━━━━━ Supplied records ━━━━━

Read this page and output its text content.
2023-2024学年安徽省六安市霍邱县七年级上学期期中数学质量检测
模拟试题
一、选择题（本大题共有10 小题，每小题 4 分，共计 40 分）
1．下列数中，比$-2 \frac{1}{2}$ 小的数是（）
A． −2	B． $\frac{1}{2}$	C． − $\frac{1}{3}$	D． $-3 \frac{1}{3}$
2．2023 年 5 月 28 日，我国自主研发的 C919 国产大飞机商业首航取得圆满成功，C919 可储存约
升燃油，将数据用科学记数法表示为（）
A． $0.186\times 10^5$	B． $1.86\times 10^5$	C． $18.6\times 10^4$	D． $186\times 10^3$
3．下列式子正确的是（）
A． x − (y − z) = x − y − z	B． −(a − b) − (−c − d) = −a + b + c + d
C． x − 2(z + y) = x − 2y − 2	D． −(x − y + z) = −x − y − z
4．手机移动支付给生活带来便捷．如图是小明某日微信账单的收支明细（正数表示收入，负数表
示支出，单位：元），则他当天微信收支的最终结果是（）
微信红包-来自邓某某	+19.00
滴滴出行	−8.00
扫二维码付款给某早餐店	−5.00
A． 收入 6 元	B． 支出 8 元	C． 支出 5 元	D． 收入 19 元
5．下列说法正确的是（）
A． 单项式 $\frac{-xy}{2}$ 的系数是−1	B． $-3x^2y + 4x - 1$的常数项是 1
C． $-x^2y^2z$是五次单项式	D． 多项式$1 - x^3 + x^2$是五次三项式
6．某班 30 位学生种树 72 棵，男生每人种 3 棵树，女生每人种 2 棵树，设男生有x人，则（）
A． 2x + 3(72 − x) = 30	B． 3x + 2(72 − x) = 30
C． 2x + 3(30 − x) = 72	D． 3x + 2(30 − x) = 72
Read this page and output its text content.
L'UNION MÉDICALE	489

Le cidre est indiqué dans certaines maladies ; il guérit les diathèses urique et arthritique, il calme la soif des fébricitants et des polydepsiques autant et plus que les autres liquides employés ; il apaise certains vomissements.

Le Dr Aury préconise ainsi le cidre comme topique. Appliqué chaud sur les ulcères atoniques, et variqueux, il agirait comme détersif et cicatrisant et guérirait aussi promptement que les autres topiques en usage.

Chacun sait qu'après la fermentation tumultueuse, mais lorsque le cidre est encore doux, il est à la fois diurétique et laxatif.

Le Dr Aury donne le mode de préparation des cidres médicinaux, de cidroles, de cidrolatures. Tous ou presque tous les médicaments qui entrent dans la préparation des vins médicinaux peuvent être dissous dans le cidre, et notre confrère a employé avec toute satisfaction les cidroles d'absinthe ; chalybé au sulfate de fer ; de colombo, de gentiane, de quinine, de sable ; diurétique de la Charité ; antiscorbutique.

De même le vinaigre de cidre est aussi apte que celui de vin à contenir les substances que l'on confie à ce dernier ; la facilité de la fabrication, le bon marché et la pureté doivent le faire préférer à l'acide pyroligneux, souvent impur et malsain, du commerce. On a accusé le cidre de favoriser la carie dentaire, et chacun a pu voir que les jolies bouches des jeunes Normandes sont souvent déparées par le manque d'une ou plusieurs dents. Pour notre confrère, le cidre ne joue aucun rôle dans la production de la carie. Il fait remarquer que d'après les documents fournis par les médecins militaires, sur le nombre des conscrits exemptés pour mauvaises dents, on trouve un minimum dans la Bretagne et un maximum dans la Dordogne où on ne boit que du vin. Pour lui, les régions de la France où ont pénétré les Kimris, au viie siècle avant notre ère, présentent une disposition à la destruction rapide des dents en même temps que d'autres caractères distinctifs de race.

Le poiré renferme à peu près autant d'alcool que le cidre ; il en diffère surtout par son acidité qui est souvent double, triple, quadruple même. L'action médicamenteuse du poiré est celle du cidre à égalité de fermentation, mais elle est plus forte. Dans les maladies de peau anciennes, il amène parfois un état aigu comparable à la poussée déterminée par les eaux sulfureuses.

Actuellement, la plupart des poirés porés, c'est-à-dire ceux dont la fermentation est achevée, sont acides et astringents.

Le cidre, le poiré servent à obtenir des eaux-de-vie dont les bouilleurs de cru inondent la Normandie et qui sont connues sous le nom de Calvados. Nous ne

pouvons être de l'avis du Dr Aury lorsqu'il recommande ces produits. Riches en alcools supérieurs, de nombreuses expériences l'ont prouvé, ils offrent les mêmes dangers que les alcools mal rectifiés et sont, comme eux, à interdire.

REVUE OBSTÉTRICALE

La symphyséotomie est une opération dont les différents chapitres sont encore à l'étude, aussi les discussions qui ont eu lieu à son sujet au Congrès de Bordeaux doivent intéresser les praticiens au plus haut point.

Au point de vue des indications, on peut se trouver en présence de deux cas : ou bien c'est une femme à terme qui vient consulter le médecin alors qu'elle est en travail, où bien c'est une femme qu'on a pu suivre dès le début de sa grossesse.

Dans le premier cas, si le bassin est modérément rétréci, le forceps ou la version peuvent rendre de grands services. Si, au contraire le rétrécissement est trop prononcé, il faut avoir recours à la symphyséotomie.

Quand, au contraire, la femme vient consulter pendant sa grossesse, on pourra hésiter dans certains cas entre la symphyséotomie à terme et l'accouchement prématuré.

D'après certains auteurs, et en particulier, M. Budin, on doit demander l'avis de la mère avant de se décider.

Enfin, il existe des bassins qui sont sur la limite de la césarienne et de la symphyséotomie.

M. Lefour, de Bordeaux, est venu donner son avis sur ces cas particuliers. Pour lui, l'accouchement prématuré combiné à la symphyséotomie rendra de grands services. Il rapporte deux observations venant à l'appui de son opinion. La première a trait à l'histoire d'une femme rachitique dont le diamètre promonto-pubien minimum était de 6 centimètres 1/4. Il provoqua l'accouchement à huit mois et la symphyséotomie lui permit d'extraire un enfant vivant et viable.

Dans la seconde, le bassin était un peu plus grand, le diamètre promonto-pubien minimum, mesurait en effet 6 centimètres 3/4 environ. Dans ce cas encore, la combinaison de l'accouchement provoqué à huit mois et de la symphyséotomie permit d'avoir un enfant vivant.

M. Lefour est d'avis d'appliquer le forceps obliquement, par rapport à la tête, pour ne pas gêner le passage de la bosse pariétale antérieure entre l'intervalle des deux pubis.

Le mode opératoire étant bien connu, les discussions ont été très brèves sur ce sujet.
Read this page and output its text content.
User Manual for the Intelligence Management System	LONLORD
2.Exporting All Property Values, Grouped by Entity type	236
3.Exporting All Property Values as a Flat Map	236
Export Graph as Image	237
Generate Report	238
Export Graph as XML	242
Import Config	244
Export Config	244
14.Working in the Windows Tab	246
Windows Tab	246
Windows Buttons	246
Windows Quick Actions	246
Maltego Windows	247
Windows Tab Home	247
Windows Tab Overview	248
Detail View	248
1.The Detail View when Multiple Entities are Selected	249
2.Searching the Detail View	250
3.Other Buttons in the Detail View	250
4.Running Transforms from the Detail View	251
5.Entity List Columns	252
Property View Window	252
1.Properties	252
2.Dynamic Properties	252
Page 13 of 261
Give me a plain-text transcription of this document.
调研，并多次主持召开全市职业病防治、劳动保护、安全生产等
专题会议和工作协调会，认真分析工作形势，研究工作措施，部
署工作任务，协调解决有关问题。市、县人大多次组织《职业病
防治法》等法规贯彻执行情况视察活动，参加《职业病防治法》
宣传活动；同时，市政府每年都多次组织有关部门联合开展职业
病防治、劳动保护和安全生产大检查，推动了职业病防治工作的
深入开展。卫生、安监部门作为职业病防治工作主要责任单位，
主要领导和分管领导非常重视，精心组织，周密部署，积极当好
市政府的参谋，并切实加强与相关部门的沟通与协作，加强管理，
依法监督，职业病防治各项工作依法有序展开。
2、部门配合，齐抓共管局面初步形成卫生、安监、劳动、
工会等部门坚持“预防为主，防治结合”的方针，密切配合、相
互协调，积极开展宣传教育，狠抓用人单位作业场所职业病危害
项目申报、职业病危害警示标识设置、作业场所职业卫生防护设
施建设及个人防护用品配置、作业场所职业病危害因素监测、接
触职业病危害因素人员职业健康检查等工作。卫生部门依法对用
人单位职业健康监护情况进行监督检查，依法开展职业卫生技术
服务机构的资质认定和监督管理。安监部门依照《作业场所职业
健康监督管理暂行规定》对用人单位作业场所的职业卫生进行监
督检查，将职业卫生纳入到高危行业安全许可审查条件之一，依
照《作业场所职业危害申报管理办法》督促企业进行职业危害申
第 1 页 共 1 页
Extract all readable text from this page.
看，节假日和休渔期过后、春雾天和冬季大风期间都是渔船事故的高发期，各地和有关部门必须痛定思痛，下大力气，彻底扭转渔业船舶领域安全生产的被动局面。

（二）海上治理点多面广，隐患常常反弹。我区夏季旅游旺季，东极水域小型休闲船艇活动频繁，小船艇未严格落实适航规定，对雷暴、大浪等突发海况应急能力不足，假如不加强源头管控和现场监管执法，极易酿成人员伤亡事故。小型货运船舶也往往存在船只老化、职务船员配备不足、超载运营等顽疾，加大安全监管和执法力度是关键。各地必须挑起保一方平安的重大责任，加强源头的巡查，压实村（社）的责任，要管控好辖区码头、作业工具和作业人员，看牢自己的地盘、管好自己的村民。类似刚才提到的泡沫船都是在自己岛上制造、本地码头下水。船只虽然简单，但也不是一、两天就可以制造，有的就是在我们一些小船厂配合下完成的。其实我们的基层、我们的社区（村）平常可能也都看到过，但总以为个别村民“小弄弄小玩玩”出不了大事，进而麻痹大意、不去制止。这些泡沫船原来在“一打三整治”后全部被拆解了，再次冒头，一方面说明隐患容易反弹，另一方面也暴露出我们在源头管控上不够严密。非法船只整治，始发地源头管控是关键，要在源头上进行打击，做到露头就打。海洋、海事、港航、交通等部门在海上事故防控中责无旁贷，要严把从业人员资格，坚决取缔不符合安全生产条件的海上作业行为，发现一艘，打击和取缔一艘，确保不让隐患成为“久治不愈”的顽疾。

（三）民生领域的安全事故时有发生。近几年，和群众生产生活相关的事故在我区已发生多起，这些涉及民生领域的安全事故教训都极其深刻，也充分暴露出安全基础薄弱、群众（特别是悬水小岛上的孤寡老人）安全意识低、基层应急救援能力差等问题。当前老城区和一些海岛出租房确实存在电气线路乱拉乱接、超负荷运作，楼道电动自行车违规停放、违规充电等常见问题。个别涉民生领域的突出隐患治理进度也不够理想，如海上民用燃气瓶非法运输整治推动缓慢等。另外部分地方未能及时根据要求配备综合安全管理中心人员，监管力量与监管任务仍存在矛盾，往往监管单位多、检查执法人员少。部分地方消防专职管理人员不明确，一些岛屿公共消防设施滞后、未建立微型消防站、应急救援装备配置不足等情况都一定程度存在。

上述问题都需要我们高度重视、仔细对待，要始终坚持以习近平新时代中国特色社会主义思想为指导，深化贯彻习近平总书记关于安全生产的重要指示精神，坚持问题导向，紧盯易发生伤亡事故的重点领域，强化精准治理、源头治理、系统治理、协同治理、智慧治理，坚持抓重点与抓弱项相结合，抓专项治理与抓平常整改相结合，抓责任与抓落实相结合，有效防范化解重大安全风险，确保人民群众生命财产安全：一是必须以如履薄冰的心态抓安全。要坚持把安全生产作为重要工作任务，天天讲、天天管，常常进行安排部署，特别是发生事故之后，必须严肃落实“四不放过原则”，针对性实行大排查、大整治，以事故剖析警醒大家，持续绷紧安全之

━━━━━

**Challenge**. Locate the line that contains "Extract all readable text from this page.", then please quote it and every line after it to the end of the entries above, exactly and with nothing else.

**Correct result**.
Extract all readable text from this page.
看，节假日和休渔期过后、春雾天和冬季大风期间都是渔船事故的高发期，各地和有关部门必须痛定思痛，下大力气，彻底扭转渔业船舶领域安全生产的被动局面。

（二）海上治理点多面广，隐患常常反弹。我区夏季旅游旺季，东极水域小型休闲船艇活动频繁，小船艇未严格落实适航规定，对雷暴、大浪等突发海况应急能力不足，假如不加强源头管控和现场监管执法，极易酿成人员伤亡事故。小型货运船舶也往往存在船只老化、职务船员配备不足、超载运营等顽疾，加大安全监管和执法力度是关键。各地必须挑起保一方平安的重大责任，加强源头的巡查，压实村（社）的责任，要管控好辖区码头、作业工具和作业人员，看牢自己的地盘、管好自己的村民。类似刚才提到的泡沫船都是在自己岛上制造、本地码头下水。船只虽然简单，但也不是一、两天就可以制造，有的就是在我们一些小船厂配合下完成的。其实我们的基层、我们的社区（村）平常可能也都看到过，但总以为个别村民“小弄弄小玩玩”出不了大事，进而麻痹大意、不去制止。这些泡沫船原来在“一打三整治”后全部被拆解了，再次冒头，一方面说明隐患容易反弹，另一方面也暴露出我们在源头管控上不够严密。非法船只整治，始发地源头管控是关键，要在源头上进行打击，做到露头就打。海洋、海事、港航、交通等部门在海上事故防控中责无旁贷，要严把从业人员资格，坚决取缔不符合安全生产条件的海上作业行为，发现一艘，打击和取缔一艘，确保不让隐患成为“久治不愈”的顽疾。

（三）民生领域的安全事故时有发生。近几年，和群众生产生活相关的事故在我区已发生多起，这些涉及民生领域的安全事故教训都极其深刻，也充分暴露出安全基础薄弱、群众（特别是悬水小岛上的孤寡老人）安全意识低、基层应急救援能力差等问题。当前老城区和一些海岛出租房确实存在电气线路乱拉乱接、超负荷运作，楼道电动自行车违规停放、违规充电等常见问题。个别涉民生领域的突出隐患治理进度也不够理想，如海上民用燃气瓶非法运输整治推动缓慢等。另外部分地方未能及时根据要求配备综合安全管理中心人员，监管力量与监管任务仍存在矛盾，往往监管单位多、检查执法人员少。部分地方消防专职管理人员不明确，一些岛屿公共消防设施滞后、未建立微型消防站、应急救援装备配置不足等情况都一定程度存在。

上述问题都需要我们高度重视、仔细对待，要始终坚持以习近平新时代中国特色社会主义思想为指导，深化贯彻习近平总书记关于安全生产的重要指示精神，坚持问题导向，紧盯易发生伤亡事故的重点领域，强化精准治理、源头治理、系统治理、协同治理、智慧治理，坚持抓重点与抓弱项相结合，抓专项治理与抓平常整改相结合，抓责任与抓落实相结合，有效防范化解重大安全风险，确保人民群众生命财产安全：一是必须以如履薄冰的心态抓安全。要坚持把安全生产作为重要工作任务，天天讲、天天管，常常进行安排部署，特别是发生事故之后，必须严肃落实“四不放过原则”，针对性实行大排查、大整治，以事故剖析警醒大家，持续绷紧安全之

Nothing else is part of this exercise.